▶ Input material
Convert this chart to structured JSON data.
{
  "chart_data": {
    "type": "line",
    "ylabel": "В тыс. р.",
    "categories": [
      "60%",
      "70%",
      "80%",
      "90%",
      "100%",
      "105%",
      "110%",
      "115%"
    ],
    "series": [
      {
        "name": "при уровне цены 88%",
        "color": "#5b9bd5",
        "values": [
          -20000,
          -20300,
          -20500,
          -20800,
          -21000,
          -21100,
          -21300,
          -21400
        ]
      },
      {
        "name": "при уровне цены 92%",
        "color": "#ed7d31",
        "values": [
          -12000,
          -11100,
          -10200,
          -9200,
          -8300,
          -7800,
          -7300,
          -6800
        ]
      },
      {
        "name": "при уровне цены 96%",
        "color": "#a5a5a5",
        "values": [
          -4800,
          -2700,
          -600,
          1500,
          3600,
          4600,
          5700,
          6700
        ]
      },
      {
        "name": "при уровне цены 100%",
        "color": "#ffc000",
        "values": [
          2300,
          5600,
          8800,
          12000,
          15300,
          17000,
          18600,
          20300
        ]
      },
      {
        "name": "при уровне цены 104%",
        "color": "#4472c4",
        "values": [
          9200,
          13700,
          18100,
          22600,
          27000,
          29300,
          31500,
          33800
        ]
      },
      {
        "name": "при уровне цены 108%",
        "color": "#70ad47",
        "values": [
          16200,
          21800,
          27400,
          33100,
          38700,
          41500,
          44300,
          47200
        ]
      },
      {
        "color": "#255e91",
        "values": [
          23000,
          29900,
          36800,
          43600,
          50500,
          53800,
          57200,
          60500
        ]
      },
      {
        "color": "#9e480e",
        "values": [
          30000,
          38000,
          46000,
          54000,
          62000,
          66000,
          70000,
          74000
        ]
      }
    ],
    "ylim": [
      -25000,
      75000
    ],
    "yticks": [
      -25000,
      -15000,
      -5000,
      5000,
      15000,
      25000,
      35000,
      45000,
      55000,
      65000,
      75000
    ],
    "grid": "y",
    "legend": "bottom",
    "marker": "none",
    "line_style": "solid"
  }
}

▶ What to produce
Copy all lines of the listing above that contain the string "color".

▶ Final result
        "color": "#5b9bd5",
        "color": "#ed7d31",
        "color": "#a5a5a5",
        "color": "#ffc000",
        "color": "#4472c4",
        "color": "#70ad47",
        "color": "#255e91",
        "color": "#9e480e",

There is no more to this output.